#### TASK DESCRIPTION:
Please write out the complete listing that follows, exactly as it reads.

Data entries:
>> BEGIN

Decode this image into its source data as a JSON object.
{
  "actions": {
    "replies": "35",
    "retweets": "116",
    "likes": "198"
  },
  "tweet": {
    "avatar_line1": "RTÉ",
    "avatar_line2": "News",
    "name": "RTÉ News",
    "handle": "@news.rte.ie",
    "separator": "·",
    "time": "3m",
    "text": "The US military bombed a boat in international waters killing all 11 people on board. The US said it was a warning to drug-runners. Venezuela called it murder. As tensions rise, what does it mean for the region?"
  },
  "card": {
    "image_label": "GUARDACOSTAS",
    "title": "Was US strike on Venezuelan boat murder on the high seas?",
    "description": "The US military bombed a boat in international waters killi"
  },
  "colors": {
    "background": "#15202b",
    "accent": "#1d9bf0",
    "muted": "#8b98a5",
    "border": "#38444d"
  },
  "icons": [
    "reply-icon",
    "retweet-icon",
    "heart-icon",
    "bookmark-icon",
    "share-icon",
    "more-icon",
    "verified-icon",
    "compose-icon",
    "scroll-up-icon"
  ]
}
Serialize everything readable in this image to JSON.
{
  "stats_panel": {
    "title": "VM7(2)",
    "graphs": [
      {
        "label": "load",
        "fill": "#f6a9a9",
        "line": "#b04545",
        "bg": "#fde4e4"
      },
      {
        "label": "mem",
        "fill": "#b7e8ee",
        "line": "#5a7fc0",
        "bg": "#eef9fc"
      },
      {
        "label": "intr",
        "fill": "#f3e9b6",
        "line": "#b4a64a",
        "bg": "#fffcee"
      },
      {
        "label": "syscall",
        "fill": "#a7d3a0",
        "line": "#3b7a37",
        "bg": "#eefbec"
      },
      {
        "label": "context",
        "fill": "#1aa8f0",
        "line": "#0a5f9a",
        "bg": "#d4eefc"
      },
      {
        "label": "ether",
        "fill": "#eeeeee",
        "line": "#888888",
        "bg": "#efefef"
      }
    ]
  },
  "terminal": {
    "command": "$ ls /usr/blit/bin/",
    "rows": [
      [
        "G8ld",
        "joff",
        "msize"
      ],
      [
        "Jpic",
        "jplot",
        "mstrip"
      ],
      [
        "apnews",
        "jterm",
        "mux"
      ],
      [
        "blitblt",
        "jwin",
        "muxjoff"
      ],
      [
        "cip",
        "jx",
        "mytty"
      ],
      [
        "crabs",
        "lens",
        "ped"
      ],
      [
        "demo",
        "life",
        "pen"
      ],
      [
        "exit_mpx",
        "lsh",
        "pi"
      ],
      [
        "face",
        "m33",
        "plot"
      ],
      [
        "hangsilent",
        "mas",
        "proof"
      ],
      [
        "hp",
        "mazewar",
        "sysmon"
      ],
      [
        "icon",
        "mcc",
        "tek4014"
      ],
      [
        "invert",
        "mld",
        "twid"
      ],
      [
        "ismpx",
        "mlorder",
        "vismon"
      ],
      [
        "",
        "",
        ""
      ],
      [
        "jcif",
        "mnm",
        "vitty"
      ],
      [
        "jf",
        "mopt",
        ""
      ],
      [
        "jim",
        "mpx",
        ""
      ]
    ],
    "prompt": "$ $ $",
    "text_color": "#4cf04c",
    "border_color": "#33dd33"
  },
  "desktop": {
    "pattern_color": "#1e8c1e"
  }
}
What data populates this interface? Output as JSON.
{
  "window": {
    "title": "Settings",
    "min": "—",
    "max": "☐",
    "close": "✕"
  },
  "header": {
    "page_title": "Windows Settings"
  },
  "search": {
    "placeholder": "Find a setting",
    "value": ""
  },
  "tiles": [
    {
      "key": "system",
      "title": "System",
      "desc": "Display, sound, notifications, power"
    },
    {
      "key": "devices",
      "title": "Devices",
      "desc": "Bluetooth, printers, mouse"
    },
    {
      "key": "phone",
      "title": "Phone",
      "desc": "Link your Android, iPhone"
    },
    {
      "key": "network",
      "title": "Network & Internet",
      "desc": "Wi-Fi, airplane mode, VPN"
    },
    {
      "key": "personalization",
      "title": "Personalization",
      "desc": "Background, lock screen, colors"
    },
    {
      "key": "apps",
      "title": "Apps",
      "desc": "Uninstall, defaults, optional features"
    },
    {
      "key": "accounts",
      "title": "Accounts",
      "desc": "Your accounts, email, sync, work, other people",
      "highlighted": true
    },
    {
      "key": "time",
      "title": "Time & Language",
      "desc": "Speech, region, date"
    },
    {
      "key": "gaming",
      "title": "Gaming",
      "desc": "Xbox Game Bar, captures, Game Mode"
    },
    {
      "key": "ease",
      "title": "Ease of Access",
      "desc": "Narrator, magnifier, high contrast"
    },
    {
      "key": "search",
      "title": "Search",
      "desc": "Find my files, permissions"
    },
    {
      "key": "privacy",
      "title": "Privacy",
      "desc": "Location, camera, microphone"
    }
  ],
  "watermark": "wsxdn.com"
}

>> END

#### THE OUTPUT:
Decode this image into its source data as a JSON object.
{
  "actions": {
    "replies": "35",
    "retweets": "116",
    "likes": "198"
  },
  "tweet": {
    "avatar_line1": "RTÉ",
    "avatar_line2": "News",
    "name": "RTÉ News",
    "handle": "@news.rte.ie",
    "separator": "·",
    "time": "3m",
    "text": "The US military bombed a boat in international waters killing all 11 people on board. The US said it was a warning to drug-runners. Venezuela called it murder. As tensions rise, what does it mean for the region?"
  },
  "card": {
    "image_label": "GUARDACOSTAS",
    "title": "Was US strike on Venezuelan boat murder on the high seas?",
    "description": "The US military bombed a boat in international waters killi"
  },
  "colors": {
    "background": "#15202b",
    "accent": "#1d9bf0",
    "muted": "#8b98a5",
    "border": "#38444d"
  },
  "icons": [
    "reply-icon",
    "retweet-icon",
    "heart-icon",
    "bookmark-icon",
    "share-icon",
    "more-icon",
    "verified-icon",
    "compose-icon",
    "scroll-up-icon"
  ]
}
Serialize everything readable in this image to JSON.
{
  "stats_panel": {
    "title": "VM7(2)",
    "graphs": [
      {
        "label": "load",
        "fill": "#f6a9a9",
        "line": "#b04545",
        "bg": "#fde4e4"
      },
      {
        "label": "mem",
        "fill": "#b7e8ee",
        "line": "#5a7fc0",
        "bg": "#eef9fc"
      },
      {
        "label": "intr",
        "fill": "#f3e9b6",
        "line": "#b4a64a",
        "bg": "#fffcee"
      },
      {
        "label": "syscall",
        "fill": "#a7d3a0",
        "line": "#3b7a37",
        "bg": "#eefbec"
      },
      {
        "label": "context",
        "fill": "#1aa8f0",
        "line": "#0a5f9a",
        "bg": "#d4eefc"
      },
      {
        "label": "ether",
        "fill": "#eeeeee",
        "line": "#888888",
        "bg": "#efefef"
      }
    ]
  },
  "terminal": {
    "command": "$ ls /usr/blit/bin/",
    "rows": [
      [
        "G8ld",
        "joff",
        "msize"
      ],
      [
        "Jpic",
        "jplot",
        "mstrip"
      ],
      [
        "apnews",
        "jterm",
        "mux"
      ],
      [
        "blitblt",
        "jwin",
        "muxjoff"
      ],
      [
        "cip",
        "jx",
        "mytty"
      ],
      [
        "crabs",
        "lens",
        "ped"
      ],
      [
        "demo",
        "life",
        "pen"
      ],
      [
        "exit_mpx",
        "lsh",
        "pi"
      ],
      [
        "face",
        "m33",
        "plot"
      ],
      [
        "hangsilent",
        "mas",
        "proof"
      ],
      [
        "hp",
        "mazewar",
        "sysmon"
      ],
      [
        "icon",
        "mcc",
        "tek4014"
      ],
      [
        "invert",
        "mld",
        "twid"
      ],
      [
        "ismpx",
        "mlorder",
        "vismon"
      ],
      [
        "",
        "",
        ""
      ],
      [
        "jcif",
        "mnm",
        "vitty"
      ],
      [
        "jf",
        "mopt",
        ""
      ],
      [
        "jim",
        "mpx",
        ""
      ]
    ],
    "prompt": "$ $ $",
    "text_color": "#4cf04c",
    "border_color": "#33dd33"
  },
  "desktop": {
    "pattern_color": "#1e8c1e"
  }
}
What data populates this interface? Output as JSON.
{
  "window": {
    "title": "Settings",
    "min": "—",
    "max": "☐",
    "close": "✕"
  },
  "header": {
    "page_title": "Windows Settings"
  },
  "search": {
    "placeholder": "Find a setting",
    "value": ""
  },
  "tiles": [
    {
      "key": "system",
      "title": "System",
      "desc": "Display, sound, notifications, power"
    },
    {
      "key": "devices",
      "title": "Devices",
      "desc": "Bluetooth, printers, mouse"
    },
    {
      "key": "phone",
      "title": "Phone",
      "desc": "Link your Android, iPhone"
    },
    {
      "key": "network",
      "title": "Network & Internet",
      "desc": "Wi-Fi, airplane mode, VPN"
    },
    {
      "key": "personalization",
      "title": "Personalization",
      "desc": "Background, lock screen, colors"
    },
    {
      "key": "apps",
      "title": "Apps",
      "desc": "Uninstall, defaults, optional features"
    },
    {
      "key": "accounts",
      "title": "Accounts",
      "desc": "Your accounts, email, sync, work, other people",
      "highlighted": true
    },
    {
      "key": "time",
      "title": "Time & Language",
      "desc": "Speech, region, date"
    },
    {
      "key": "gaming",
      "title": "Gaming",
      "desc": "Xbox Game Bar, captures, Game Mode"
    },
    {
      "key": "ease",
      "title": "Ease of Access",
      "desc": "Narrator, magnifier, high contrast"
    },
    {
      "key": "search",
      "title": "Search",
      "desc": "Find my files, permissions"
    },
    {
      "key": "privacy",
      "title": "Privacy",
      "desc": "Location, camera, microphone"
    }
  ],
  "watermark": "wsxdn.com"
}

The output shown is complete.